* **Available records**
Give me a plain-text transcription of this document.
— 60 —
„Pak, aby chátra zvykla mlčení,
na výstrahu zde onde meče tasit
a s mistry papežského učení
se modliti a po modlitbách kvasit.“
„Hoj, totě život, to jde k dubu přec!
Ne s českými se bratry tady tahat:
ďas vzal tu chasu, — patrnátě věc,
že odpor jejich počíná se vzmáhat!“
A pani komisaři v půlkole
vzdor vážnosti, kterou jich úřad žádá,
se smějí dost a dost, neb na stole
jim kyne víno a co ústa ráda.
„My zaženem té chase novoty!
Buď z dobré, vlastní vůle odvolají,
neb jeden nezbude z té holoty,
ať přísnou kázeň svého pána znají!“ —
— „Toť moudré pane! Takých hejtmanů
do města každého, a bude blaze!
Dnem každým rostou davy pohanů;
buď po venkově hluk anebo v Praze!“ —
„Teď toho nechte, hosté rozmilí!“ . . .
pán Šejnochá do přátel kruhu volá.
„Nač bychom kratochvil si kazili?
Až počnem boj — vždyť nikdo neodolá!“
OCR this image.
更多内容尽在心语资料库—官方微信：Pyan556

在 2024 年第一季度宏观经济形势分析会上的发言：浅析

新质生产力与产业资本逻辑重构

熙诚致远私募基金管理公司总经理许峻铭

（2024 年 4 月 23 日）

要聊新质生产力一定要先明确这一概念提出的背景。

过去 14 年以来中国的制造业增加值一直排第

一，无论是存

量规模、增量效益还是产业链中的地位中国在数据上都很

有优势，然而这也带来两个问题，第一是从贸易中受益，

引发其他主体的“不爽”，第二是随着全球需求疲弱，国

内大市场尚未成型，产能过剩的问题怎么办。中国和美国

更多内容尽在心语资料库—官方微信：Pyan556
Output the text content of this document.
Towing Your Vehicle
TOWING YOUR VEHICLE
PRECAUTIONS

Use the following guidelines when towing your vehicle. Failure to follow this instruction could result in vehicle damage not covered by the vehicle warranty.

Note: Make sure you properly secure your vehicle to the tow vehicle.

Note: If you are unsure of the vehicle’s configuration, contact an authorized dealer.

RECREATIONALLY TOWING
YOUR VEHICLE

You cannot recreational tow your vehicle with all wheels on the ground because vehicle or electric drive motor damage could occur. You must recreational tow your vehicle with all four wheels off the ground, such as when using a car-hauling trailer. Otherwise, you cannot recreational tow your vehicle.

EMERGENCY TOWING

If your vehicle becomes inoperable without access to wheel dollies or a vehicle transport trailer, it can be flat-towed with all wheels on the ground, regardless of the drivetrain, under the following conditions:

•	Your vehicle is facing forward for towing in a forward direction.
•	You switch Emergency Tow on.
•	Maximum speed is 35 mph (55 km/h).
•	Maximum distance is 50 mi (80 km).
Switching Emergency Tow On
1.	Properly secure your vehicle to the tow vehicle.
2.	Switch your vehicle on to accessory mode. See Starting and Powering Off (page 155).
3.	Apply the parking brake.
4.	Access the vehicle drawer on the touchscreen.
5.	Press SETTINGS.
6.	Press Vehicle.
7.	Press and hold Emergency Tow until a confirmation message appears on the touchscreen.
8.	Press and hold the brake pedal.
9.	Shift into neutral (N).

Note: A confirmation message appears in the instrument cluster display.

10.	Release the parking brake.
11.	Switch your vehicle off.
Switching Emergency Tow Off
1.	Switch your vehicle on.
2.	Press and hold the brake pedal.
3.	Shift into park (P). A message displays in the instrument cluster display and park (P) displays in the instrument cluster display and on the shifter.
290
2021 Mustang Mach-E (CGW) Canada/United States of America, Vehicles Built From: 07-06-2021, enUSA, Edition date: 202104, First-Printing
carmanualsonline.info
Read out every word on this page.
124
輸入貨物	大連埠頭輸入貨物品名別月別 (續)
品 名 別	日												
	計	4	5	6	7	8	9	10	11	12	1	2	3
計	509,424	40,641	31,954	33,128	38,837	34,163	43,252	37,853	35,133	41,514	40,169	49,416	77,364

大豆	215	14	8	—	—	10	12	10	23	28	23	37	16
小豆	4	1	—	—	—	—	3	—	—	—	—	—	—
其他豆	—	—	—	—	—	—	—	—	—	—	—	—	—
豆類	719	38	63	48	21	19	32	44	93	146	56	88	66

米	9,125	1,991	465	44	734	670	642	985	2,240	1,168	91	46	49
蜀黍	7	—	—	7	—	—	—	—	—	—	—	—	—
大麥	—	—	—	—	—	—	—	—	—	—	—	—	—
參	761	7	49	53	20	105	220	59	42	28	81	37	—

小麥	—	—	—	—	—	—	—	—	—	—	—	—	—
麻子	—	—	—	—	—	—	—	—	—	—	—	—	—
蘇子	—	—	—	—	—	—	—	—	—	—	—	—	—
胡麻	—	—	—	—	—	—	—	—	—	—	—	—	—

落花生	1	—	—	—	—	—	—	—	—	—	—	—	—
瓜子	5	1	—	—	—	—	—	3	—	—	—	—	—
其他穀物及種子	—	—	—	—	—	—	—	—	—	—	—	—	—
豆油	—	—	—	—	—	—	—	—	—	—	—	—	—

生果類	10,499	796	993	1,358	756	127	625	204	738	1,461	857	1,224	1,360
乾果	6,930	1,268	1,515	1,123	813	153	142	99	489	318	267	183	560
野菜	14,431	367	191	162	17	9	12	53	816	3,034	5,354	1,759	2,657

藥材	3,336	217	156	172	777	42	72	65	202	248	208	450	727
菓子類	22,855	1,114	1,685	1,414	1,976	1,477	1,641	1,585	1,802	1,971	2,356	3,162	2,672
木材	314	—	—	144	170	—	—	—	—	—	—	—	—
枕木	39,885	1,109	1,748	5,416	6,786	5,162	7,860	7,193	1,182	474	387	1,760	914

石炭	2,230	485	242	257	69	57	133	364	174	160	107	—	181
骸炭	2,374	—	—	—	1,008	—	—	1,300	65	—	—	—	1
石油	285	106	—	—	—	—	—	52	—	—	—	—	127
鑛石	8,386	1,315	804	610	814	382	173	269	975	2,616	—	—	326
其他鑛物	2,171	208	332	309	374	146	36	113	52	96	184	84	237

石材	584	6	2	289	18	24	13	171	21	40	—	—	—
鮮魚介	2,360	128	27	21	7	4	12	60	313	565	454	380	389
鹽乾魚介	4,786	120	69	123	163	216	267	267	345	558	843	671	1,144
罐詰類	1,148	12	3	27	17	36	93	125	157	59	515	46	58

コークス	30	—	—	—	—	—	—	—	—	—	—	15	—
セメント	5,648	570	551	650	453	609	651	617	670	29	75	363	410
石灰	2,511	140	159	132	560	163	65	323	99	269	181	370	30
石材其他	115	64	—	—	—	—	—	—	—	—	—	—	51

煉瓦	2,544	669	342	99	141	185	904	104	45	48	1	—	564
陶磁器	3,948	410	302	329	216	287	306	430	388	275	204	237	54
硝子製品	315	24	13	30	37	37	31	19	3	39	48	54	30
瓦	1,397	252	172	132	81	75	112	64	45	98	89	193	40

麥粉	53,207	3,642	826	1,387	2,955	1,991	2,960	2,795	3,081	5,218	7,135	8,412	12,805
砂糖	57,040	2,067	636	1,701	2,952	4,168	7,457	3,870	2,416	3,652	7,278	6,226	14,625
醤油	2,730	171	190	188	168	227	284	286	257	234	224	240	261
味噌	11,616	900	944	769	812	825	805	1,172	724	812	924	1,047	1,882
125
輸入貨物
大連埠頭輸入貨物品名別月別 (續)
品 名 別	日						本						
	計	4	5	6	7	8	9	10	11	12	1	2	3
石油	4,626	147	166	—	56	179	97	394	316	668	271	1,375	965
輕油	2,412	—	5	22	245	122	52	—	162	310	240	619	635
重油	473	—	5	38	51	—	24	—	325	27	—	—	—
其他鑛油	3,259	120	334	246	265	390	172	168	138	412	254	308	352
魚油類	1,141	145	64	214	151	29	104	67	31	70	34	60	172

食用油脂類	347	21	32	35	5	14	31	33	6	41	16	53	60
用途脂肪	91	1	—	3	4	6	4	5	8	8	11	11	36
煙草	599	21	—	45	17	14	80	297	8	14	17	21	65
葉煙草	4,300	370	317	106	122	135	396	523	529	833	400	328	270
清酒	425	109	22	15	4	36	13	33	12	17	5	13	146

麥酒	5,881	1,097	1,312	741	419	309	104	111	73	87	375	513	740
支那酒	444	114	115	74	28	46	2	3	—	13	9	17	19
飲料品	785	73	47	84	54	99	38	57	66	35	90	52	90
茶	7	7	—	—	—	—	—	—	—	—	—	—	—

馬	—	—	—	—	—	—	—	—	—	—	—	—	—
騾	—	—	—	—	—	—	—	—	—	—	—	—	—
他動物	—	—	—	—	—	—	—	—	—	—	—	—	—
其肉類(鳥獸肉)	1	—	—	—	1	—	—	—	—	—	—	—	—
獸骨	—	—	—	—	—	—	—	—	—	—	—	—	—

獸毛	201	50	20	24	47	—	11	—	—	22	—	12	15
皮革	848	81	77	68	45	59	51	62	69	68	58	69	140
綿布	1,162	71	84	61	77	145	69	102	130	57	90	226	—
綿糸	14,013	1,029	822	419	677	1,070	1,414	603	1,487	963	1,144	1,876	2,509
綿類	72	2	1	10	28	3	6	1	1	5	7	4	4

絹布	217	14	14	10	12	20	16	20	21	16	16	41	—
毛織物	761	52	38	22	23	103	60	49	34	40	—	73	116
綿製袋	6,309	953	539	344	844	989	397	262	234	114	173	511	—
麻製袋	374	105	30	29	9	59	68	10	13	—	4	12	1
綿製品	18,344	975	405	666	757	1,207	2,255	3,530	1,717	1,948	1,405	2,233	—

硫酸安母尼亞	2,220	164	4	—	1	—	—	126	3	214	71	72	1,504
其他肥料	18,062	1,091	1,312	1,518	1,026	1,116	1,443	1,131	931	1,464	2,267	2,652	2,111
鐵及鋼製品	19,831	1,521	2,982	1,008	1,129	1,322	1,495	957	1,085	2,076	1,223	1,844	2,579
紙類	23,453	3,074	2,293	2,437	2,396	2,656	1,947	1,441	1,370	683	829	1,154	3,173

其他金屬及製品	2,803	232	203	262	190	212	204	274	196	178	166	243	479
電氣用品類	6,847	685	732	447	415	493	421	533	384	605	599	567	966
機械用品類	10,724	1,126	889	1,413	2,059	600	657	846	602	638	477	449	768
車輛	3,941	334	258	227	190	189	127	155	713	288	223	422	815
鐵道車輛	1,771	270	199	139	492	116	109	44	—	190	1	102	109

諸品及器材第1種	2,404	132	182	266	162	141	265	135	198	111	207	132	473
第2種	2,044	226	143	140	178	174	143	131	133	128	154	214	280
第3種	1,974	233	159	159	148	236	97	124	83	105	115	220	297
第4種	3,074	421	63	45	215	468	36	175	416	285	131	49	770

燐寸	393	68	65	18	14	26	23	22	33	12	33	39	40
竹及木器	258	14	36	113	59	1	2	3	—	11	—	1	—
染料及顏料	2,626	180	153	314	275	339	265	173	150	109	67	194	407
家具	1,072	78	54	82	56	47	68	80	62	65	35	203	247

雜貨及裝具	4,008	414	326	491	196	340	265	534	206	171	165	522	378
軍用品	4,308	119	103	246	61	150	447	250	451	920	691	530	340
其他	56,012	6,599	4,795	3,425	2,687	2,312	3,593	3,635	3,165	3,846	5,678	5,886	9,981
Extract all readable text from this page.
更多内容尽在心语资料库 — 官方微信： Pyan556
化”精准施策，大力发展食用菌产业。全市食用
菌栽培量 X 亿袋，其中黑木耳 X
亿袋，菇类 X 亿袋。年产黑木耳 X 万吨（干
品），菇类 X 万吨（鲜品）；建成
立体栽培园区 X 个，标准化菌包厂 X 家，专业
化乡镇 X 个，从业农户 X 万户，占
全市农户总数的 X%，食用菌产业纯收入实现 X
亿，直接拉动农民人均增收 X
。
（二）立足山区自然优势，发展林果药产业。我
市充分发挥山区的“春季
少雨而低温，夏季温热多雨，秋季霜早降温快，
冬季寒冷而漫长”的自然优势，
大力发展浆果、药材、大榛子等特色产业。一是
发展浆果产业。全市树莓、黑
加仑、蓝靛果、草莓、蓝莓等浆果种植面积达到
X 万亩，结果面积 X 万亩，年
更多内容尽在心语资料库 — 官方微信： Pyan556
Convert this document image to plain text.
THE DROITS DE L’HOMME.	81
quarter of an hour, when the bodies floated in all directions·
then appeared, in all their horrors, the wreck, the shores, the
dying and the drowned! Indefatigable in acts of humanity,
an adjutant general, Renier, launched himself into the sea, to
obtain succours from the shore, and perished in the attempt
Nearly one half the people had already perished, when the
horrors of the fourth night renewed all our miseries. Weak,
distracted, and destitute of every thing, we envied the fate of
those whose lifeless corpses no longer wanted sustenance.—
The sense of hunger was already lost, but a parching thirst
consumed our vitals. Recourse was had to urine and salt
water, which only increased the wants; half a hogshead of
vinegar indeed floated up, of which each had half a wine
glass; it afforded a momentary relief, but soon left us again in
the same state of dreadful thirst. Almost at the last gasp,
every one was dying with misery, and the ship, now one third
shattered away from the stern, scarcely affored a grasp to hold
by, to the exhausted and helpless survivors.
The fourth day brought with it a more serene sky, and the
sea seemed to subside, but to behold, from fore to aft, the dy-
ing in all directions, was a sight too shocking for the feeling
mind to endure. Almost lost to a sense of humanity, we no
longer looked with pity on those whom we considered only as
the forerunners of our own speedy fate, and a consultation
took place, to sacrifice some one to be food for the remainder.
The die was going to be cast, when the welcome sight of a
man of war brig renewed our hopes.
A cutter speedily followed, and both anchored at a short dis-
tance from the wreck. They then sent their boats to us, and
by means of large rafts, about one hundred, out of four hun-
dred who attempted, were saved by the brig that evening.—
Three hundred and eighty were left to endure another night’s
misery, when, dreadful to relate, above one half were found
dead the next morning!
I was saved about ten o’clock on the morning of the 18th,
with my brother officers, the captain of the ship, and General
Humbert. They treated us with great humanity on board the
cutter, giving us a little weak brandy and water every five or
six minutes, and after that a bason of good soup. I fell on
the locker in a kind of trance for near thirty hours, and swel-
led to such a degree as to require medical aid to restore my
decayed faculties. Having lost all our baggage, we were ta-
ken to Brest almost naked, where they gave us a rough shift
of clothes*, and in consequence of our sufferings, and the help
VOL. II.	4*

* **Exercise description**
From the entries, copy out each line containing the word "about".

* **Task answer**
by means of large rafts, about one hundred, out of four hun-
I was saved about ten o’clock on the morning of the 18th,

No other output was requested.